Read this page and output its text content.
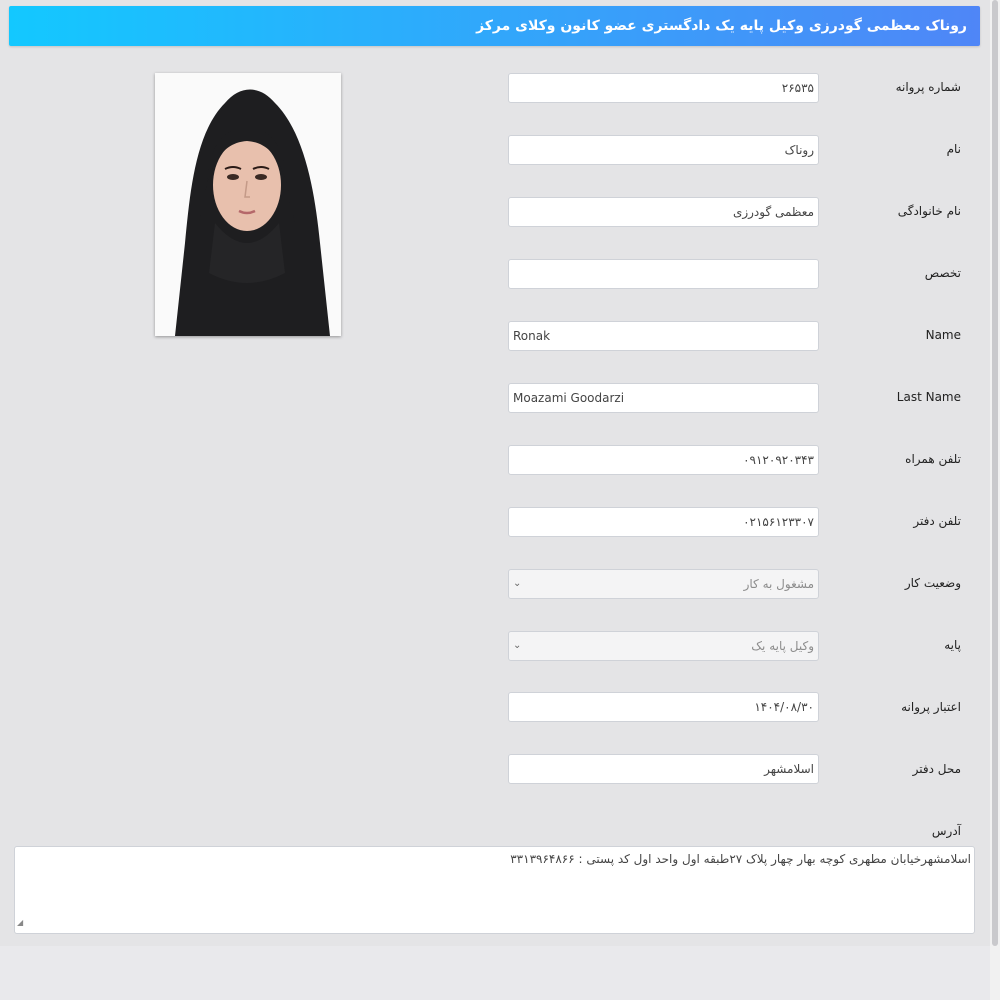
روناک معظمی گودرزی وکیل پایه یک دادگستری عضو کانون وکلای مرکز
شماره پروانه
۲۶۵۳۵
نام
روناک
نام خانوادگی
معظمی گودرزی
تخصص
Name
Ronak
Last Name
Moazami Goodarzi
تلفن همراه
۰۹۱۲۰۹۲۰۳۴۳
تلفن دفتر
۰۲۱۵۶۱۲۳۳۰۷
وضعیت کار
مشغول به کار
⌄
پایه
وکیل پایه یک
⌄
اعتبار پروانه
۱۴۰۴/۰۸/۳۰
محل دفتر
اسلامشهر
آدرس
اسلامشهرخیابان مطهری کوچه بهار چهار پلاک ۲۷طبقه اول واحد اول کد پستی : ۳۳۱۳۹۶۴۸۶۶
◢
────────
◆ **SET EXERCISE**
Each entry shown above must be quoted exactly, with its pictures left out.

◆ **FINAL RESULT**
Read this page and output its text content.
روناک معظمی گودرزی وکیل پایه یک دادگستری عضو کانون وکلای مرکز
شماره پروانه
۲۶۵۳۵
نام
روناک
نام خانوادگی
معظمی گودرزی
تخصص
Name
Ronak
Last Name
Moazami Goodarzi
تلفن همراه
۰۹۱۲۰۹۲۰۳۴۳
تلفن دفتر
۰۲۱۵۶۱۲۳۳۰۷
وضعیت کار
مشغول به کار
⌄
پایه
وکیل پایه یک
⌄
اعتبار پروانه
۱۴۰۴/۰۸/۳۰
محل دفتر
اسلامشهر
آدرس
اسلامشهرخیابان مطهری کوچه بهار چهار پلاک ۲۷طبقه اول واحد اول کد پستی : ۳۳۱۳۹۶۴۸۶۶
◢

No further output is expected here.